### Record set:
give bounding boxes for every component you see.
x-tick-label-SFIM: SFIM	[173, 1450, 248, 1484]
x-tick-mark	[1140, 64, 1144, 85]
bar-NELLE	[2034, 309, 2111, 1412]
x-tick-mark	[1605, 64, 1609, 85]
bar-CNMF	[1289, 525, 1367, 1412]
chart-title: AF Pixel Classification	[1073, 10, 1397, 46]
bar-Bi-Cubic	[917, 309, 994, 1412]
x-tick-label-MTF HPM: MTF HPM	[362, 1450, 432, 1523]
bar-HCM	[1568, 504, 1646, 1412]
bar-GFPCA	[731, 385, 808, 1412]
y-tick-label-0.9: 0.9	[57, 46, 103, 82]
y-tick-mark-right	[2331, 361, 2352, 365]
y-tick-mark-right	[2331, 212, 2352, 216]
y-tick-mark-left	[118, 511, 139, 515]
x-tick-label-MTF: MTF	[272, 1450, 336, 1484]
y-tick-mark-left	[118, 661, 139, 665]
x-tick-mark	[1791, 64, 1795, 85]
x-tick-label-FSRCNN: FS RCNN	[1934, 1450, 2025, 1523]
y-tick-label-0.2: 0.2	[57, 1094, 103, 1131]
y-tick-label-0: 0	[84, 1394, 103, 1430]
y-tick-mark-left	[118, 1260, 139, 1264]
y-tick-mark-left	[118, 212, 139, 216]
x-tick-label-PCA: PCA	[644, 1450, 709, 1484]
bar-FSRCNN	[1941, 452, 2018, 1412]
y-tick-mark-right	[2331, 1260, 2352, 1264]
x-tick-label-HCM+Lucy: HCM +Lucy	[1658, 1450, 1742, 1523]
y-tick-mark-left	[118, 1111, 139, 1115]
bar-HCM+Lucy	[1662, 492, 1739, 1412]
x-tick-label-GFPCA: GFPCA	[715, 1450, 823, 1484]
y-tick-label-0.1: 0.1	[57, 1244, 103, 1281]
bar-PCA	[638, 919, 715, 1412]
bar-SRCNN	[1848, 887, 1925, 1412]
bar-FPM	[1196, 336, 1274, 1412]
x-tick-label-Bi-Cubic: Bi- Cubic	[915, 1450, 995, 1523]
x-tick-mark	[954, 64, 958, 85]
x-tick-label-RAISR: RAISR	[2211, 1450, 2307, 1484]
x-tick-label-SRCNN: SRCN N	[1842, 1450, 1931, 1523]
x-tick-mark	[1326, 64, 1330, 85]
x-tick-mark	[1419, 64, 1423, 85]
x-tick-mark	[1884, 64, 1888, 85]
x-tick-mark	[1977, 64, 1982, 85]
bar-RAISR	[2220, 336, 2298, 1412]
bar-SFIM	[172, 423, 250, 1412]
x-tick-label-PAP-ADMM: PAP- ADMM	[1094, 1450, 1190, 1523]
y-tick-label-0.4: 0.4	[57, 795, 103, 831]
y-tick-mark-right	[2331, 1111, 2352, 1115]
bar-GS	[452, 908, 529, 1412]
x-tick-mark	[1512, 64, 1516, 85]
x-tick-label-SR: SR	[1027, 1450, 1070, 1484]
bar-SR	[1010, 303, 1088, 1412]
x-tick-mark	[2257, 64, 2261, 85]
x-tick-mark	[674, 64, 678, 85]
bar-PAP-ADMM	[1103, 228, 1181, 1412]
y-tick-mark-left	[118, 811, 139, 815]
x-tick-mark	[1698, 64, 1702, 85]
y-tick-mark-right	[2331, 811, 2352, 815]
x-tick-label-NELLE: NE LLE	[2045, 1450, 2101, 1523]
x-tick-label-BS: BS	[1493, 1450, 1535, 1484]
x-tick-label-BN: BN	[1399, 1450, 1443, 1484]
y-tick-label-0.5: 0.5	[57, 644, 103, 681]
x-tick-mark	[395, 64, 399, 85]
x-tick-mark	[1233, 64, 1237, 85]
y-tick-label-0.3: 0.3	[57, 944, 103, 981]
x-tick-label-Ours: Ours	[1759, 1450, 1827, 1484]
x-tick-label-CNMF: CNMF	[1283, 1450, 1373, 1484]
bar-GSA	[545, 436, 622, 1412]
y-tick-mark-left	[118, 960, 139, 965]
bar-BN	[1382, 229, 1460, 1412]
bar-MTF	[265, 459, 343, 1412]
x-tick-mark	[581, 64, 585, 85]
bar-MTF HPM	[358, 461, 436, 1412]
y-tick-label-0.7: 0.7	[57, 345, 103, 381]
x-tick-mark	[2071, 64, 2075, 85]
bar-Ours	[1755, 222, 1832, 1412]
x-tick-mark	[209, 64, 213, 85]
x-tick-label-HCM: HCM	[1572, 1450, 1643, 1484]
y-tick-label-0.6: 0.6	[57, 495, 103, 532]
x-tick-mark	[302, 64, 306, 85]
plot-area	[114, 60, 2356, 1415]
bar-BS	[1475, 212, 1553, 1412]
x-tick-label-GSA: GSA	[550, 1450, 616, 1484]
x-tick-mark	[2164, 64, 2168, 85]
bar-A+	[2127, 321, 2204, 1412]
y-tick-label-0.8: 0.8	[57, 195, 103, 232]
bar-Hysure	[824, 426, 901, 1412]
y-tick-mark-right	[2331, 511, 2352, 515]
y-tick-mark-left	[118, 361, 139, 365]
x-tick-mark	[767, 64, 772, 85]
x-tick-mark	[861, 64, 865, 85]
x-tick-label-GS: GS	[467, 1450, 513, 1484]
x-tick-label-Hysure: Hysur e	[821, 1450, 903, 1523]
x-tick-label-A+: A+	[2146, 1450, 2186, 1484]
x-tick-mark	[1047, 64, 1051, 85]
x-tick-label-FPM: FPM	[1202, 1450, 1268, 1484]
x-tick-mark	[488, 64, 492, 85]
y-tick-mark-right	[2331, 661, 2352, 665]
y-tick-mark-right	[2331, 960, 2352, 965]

### Given request:
Find every line in the items above that contains the string "NELLE", with case counting, and copy each of those lines.

### Output for this exercise:
bar-NELLE	[2034, 309, 2111, 1412]
x-tick-label-NELLE: NE LLE	[2045, 1450, 2101, 1523]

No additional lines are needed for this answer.